Your task:
Copy every line of the listing exactly.

Exercise materials:
____
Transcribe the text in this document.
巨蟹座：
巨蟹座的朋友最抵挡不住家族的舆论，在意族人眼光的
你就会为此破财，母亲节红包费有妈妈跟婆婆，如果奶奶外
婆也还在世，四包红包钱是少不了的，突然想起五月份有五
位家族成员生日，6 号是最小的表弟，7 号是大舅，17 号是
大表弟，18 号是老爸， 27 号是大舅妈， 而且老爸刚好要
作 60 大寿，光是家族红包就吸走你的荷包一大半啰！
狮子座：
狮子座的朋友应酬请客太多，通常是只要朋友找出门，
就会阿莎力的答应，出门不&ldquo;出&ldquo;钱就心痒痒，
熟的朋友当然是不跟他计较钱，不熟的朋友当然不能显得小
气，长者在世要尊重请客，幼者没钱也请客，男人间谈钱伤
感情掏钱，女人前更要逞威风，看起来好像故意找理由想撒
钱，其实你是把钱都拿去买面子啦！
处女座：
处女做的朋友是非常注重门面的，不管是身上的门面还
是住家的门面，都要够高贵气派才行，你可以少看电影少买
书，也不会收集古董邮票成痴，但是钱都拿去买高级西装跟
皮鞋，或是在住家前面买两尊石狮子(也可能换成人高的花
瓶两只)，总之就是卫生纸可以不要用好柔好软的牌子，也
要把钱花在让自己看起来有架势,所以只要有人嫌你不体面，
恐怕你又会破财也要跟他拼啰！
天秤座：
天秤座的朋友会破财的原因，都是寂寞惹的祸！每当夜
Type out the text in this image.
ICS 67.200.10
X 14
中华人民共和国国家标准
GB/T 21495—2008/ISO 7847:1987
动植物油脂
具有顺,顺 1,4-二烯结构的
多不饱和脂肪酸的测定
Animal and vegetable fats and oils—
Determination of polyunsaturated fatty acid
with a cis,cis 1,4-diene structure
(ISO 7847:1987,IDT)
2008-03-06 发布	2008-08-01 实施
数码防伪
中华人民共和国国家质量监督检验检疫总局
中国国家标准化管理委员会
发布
____
Full answer:
Transcribe the text in this document.
巨蟹座：
巨蟹座的朋友最抵挡不住家族的舆论，在意族人眼光的
你就会为此破财，母亲节红包费有妈妈跟婆婆，如果奶奶外
婆也还在世，四包红包钱是少不了的，突然想起五月份有五
位家族成员生日，6 号是最小的表弟，7 号是大舅，17 号是
大表弟，18 号是老爸， 27 号是大舅妈， 而且老爸刚好要
作 60 大寿，光是家族红包就吸走你的荷包一大半啰！
狮子座：
狮子座的朋友应酬请客太多，通常是只要朋友找出门，
就会阿莎力的答应，出门不&ldquo;出&ldquo;钱就心痒痒，
熟的朋友当然是不跟他计较钱，不熟的朋友当然不能显得小
气，长者在世要尊重请客，幼者没钱也请客，男人间谈钱伤
感情掏钱，女人前更要逞威风，看起来好像故意找理由想撒
钱，其实你是把钱都拿去买面子啦！
处女座：
处女做的朋友是非常注重门面的，不管是身上的门面还
是住家的门面，都要够高贵气派才行，你可以少看电影少买
书，也不会收集古董邮票成痴，但是钱都拿去买高级西装跟
皮鞋，或是在住家前面买两尊石狮子(也可能换成人高的花
瓶两只)，总之就是卫生纸可以不要用好柔好软的牌子，也
要把钱花在让自己看起来有架势,所以只要有人嫌你不体面，
恐怕你又会破财也要跟他拼啰！
天秤座：
天秤座的朋友会破财的原因，都是寂寞惹的祸！每当夜
Type out the text in this image.
ICS 67.200.10
X 14
中华人民共和国国家标准
GB/T 21495—2008/ISO 7847:1987
动植物油脂
具有顺,顺 1,4-二烯结构的
多不饱和脂肪酸的测定
Animal and vegetable fats and oils—
Determination of polyunsaturated fatty acid
with a cis,cis 1,4-diene structure
(ISO 7847:1987,IDT)
2008-03-06 发布	2008-08-01 实施
数码防伪
中华人民共和国国家质量监督检验检疫总局
中国国家标准化管理委员会
发布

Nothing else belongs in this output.